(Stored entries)
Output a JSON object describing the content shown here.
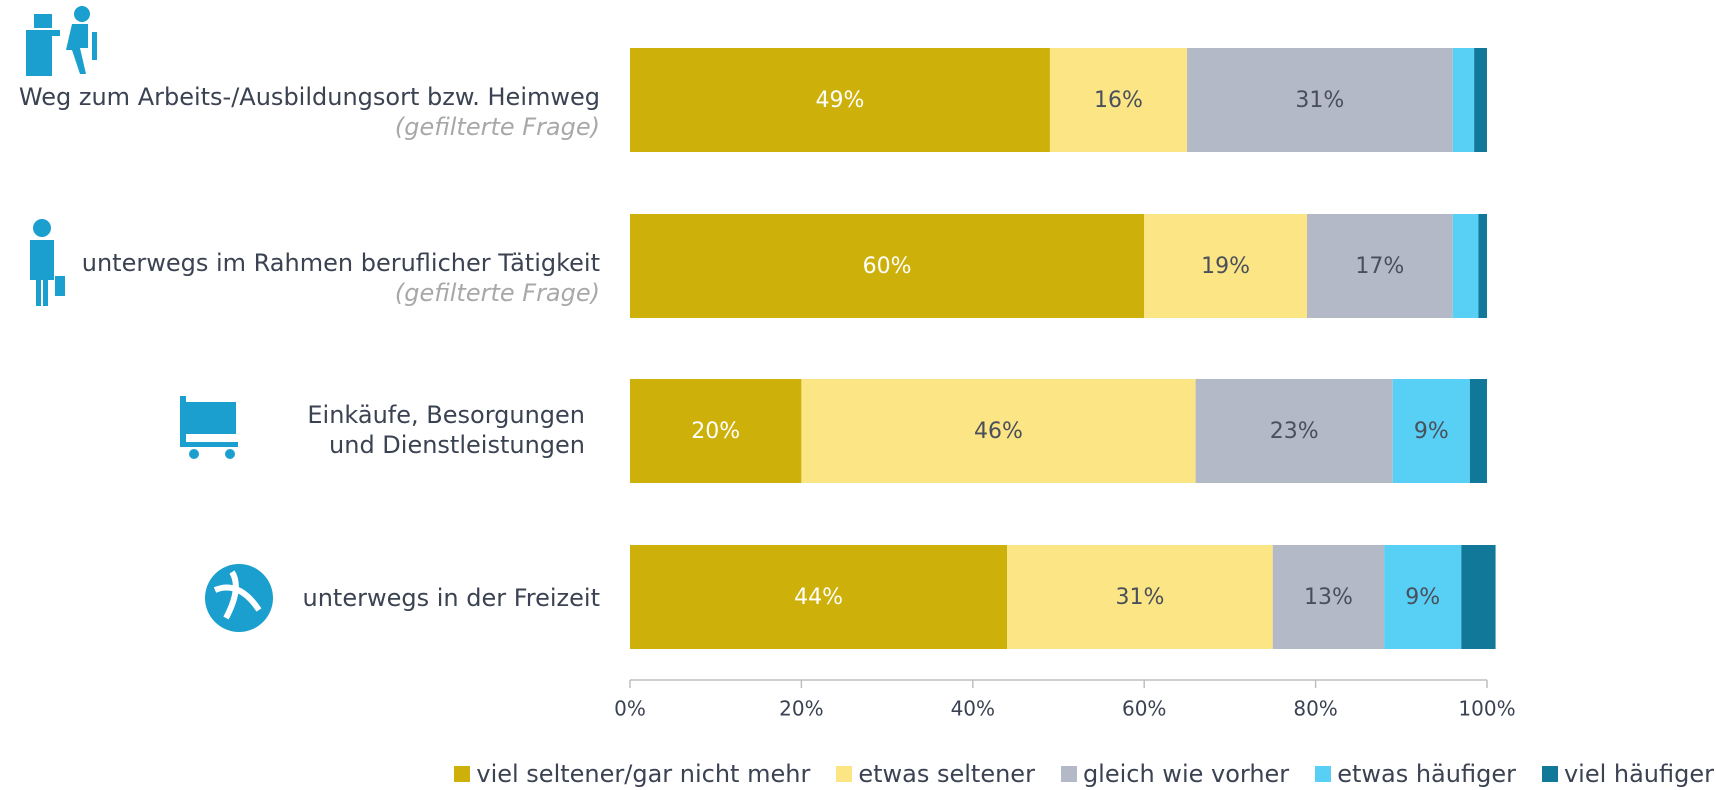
{
  "chart_data": {
    "type": "stacked_barh",
    "categories": [
      "Weg zum Arbeits-/Ausbildungsort bzw. Heimweg",
      "unterwegs im Rahmen beruflicher Tätigkeit",
      "Einkäufe, Besorgungen und Dienstleistungen",
      "unterwegs in der Freizeit"
    ],
    "category_notes": [
      "(gefilterte Frage)",
      "(gefilterte Frage)",
      null,
      null
    ],
    "series": [
      {
        "name": "viel seltener/gar nicht mehr",
        "color": "#cdb00a",
        "label_color": "#ffffff",
        "values": [
          49,
          60,
          20,
          44
        ],
        "value_labels": [
          "49%",
          "60%",
          "20%",
          "44%"
        ]
      },
      {
        "name": "etwas seltener",
        "color": "#fbe584",
        "label_color": "#4a4f5c",
        "values": [
          16,
          19,
          46,
          31
        ],
        "value_labels": [
          "16%",
          "19%",
          "46%",
          "31%"
        ]
      },
      {
        "name": "gleich wie vorher",
        "color": "#b3b9c7",
        "label_color": "#4a4f5c",
        "values": [
          31,
          17,
          23,
          13
        ],
        "value_labels": [
          "31%",
          "17%",
          "23%",
          "13%"
        ]
      },
      {
        "name": "etwas häufiger",
        "color": "#58cff4",
        "label_color": "#4a4f5c",
        "values": [
          2.5,
          3,
          9,
          9
        ],
        "value_labels": [
          null,
          null,
          "9%",
          "9%"
        ]
      },
      {
        "name": "viel häufiger",
        "color": "#12789a",
        "label_color": "#ffffff",
        "values": [
          1.5,
          1,
          2,
          4
        ],
        "value_labels": [
          null,
          null,
          null,
          null
        ]
      }
    ],
    "xlim": [
      0,
      100
    ],
    "xticks": [
      {
        "value": 0,
        "label": "0%"
      },
      {
        "value": 20,
        "label": "20%"
      },
      {
        "value": 40,
        "label": "40%"
      },
      {
        "value": 60,
        "label": "60%"
      },
      {
        "value": 80,
        "label": "80%"
      },
      {
        "value": 100,
        "label": "100%"
      }
    ]
  }
}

AIM
Every line above should be returned word for word, with the pictures left behind.

TASK RESULT
Output a JSON object describing the content shown here.
{
  "chart_data": {
    "type": "stacked_barh",
    "categories": [
      "Weg zum Arbeits-/Ausbildungsort bzw. Heimweg",
      "unterwegs im Rahmen beruflicher Tätigkeit",
      "Einkäufe, Besorgungen und Dienstleistungen",
      "unterwegs in der Freizeit"
    ],
    "category_notes": [
      "(gefilterte Frage)",
      "(gefilterte Frage)",
      null,
      null
    ],
    "series": [
      {
        "name": "viel seltener/gar nicht mehr",
        "color": "#cdb00a",
        "label_color": "#ffffff",
        "values": [
          49,
          60,
          20,
          44
        ],
        "value_labels": [
          "49%",
          "60%",
          "20%",
          "44%"
        ]
      },
      {
        "name": "etwas seltener",
        "color": "#fbe584",
        "label_color": "#4a4f5c",
        "values": [
          16,
          19,
          46,
          31
        ],
        "value_labels": [
          "16%",
          "19%",
          "46%",
          "31%"
        ]
      },
      {
        "name": "gleich wie vorher",
        "color": "#b3b9c7",
        "label_color": "#4a4f5c",
        "values": [
          31,
          17,
          23,
          13
        ],
        "value_labels": [
          "31%",
          "17%",
          "23%",
          "13%"
        ]
      },
      {
        "name": "etwas häufiger",
        "color": "#58cff4",
        "label_color": "#4a4f5c",
        "values": [
          2.5,
          3,
          9,
          9
        ],
        "value_labels": [
          null,
          null,
          "9%",
          "9%"
        ]
      },
      {
        "name": "viel häufiger",
        "color": "#12789a",
        "label_color": "#ffffff",
        "values": [
          1.5,
          1,
          2,
          4
        ],
        "value_labels": [
          null,
          null,
          null,
          null
        ]
      }
    ],
    "xlim": [
      0,
      100
    ],
    "xticks": [
      {
        "value": 0,
        "label": "0%"
      },
      {
        "value": 20,
        "label": "20%"
      },
      {
        "value": 40,
        "label": "40%"
      },
      {
        "value": 60,
        "label": "60%"
      },
      {
        "value": 80,
        "label": "80%"
      },
      {
        "value": 100,
        "label": "100%"
      }
    ]
  }
}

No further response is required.